-- START Information given --

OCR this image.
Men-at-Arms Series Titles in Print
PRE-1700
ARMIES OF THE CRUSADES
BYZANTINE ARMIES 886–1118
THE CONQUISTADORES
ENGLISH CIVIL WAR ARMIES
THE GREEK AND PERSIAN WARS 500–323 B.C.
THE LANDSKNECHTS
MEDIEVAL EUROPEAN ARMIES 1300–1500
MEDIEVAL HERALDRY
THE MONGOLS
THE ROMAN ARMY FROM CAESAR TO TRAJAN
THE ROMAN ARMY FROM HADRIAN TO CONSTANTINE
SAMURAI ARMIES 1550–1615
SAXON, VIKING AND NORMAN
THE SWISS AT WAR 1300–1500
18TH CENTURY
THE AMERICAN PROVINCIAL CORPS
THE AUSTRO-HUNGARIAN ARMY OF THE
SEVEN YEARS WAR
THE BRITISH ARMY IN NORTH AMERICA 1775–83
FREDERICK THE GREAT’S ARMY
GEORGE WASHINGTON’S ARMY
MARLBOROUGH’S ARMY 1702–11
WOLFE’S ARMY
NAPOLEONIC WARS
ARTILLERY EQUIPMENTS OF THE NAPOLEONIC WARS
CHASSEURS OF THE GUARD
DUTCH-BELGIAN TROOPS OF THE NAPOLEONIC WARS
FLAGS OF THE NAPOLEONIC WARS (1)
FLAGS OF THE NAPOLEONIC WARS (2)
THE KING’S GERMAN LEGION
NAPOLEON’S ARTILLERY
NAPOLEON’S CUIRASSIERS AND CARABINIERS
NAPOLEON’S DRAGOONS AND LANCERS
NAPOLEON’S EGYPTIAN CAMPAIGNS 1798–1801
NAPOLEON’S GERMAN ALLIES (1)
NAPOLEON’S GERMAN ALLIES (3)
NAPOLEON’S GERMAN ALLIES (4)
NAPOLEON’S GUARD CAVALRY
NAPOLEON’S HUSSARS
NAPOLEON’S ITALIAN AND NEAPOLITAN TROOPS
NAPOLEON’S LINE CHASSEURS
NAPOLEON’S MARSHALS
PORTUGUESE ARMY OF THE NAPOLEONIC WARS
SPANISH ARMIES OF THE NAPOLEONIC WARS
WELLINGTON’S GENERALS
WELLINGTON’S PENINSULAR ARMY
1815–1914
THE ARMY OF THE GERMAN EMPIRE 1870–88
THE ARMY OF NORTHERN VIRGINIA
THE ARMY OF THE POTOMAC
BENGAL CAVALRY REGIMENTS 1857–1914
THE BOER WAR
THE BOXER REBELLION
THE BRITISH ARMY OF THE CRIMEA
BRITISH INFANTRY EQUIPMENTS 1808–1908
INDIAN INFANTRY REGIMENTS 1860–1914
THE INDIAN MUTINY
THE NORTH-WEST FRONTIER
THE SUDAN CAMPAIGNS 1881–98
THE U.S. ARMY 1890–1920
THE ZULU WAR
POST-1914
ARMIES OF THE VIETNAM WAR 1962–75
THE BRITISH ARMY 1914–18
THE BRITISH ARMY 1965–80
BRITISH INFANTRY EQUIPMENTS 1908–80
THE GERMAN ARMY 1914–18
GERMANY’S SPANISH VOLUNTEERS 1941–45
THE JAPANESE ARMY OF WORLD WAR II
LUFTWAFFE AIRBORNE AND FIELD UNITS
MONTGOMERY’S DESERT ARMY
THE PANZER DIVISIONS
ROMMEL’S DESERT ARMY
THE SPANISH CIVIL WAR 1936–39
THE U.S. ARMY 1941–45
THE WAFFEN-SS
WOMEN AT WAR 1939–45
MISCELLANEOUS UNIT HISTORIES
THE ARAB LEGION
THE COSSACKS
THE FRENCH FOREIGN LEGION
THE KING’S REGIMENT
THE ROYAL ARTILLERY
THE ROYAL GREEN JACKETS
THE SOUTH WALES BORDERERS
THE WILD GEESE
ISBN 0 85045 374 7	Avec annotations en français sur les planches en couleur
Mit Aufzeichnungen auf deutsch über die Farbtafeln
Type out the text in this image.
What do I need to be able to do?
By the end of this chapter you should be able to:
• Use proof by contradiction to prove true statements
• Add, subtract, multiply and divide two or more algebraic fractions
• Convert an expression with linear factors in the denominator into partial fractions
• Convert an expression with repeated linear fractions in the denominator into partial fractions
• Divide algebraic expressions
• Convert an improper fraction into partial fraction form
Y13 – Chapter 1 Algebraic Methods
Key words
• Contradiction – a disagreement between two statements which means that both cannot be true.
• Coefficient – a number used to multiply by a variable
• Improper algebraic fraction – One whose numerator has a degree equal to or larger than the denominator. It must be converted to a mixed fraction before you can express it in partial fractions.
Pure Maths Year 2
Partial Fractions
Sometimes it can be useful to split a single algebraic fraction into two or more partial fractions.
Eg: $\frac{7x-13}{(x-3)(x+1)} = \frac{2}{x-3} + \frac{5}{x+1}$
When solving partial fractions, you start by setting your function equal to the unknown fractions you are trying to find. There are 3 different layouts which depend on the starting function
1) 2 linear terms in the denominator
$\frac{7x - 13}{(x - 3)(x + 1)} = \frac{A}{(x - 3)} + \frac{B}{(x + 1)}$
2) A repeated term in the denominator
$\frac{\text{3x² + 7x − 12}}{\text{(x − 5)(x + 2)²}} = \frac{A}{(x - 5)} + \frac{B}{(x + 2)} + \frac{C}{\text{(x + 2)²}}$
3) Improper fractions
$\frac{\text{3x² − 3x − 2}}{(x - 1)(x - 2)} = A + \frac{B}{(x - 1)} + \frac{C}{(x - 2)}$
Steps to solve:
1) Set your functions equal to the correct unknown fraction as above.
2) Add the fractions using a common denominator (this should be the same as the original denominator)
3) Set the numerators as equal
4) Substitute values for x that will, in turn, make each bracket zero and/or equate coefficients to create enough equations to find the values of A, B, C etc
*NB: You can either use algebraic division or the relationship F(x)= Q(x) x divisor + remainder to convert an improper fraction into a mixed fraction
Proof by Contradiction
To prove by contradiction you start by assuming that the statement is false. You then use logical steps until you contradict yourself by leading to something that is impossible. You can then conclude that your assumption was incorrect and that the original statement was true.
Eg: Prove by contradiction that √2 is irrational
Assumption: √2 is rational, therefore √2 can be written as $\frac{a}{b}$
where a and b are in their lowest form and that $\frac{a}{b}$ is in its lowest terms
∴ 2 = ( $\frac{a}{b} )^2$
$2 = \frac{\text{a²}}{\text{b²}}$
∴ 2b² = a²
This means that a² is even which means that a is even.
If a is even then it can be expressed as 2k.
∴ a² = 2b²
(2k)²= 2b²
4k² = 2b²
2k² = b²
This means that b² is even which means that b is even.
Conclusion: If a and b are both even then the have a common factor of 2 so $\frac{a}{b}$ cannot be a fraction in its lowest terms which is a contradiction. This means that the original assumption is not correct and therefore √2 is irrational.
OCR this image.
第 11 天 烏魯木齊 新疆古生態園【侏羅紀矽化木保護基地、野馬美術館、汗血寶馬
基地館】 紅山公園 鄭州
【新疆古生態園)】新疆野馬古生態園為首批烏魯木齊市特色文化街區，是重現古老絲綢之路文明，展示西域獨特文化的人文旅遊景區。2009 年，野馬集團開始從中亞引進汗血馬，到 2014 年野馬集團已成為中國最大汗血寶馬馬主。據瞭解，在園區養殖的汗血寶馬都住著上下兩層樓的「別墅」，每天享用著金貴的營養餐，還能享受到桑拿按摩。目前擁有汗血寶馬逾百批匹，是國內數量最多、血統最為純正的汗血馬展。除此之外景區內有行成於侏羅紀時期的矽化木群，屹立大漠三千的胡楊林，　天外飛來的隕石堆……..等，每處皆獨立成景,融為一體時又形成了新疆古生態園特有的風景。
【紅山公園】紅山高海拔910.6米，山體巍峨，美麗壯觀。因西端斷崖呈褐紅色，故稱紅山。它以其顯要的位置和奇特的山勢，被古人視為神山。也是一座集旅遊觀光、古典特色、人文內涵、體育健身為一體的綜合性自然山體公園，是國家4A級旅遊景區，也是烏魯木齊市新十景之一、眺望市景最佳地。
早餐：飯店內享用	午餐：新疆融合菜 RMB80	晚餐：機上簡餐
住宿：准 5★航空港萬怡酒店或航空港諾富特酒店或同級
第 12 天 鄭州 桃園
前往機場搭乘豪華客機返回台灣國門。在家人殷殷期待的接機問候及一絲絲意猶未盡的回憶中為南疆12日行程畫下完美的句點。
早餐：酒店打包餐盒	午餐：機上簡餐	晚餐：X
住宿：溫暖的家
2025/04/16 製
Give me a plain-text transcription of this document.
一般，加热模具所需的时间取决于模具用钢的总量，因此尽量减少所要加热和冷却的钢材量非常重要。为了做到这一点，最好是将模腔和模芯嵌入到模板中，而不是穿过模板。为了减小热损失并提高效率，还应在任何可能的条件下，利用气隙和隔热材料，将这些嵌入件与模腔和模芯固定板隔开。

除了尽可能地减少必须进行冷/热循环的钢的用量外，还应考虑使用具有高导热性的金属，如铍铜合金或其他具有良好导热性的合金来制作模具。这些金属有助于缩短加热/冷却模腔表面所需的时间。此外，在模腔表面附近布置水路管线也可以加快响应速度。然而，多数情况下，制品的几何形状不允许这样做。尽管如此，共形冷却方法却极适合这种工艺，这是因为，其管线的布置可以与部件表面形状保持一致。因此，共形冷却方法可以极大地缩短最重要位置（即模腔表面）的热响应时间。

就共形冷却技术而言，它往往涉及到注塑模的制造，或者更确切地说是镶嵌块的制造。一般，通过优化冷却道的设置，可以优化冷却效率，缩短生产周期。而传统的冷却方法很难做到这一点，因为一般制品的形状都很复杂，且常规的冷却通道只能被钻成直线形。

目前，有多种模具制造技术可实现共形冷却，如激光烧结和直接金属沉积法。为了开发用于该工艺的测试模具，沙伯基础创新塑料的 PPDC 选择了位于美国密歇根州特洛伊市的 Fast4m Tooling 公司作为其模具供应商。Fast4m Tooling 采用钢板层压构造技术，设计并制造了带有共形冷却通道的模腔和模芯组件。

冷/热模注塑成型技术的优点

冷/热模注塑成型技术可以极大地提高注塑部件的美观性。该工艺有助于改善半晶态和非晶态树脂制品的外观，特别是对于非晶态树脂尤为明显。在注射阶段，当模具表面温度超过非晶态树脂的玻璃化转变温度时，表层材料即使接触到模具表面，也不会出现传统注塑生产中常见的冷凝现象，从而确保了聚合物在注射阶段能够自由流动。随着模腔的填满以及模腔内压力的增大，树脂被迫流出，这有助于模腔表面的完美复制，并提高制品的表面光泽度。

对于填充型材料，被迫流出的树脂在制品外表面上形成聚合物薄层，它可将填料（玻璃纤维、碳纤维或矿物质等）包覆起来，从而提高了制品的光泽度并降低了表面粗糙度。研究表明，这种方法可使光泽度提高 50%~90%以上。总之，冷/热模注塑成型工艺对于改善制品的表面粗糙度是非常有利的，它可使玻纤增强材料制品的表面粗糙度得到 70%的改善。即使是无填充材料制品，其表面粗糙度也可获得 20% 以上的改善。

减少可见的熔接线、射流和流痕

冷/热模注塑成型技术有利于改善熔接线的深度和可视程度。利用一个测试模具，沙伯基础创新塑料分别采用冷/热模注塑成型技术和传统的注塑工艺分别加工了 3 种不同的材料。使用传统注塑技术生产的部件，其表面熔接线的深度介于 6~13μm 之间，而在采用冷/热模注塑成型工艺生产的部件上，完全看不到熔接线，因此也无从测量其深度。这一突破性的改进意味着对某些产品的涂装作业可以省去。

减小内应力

-- END Information given --

Written request =
Scan the entries above for the word "unknown" and collect each line holding it.

Task solution =
When solving partial fractions, you start by setting your function equal to the unknown fractions you are trying to find. There are 3 different layouts which depend on the starting function
1) Set your functions equal to the correct unknown fraction as above.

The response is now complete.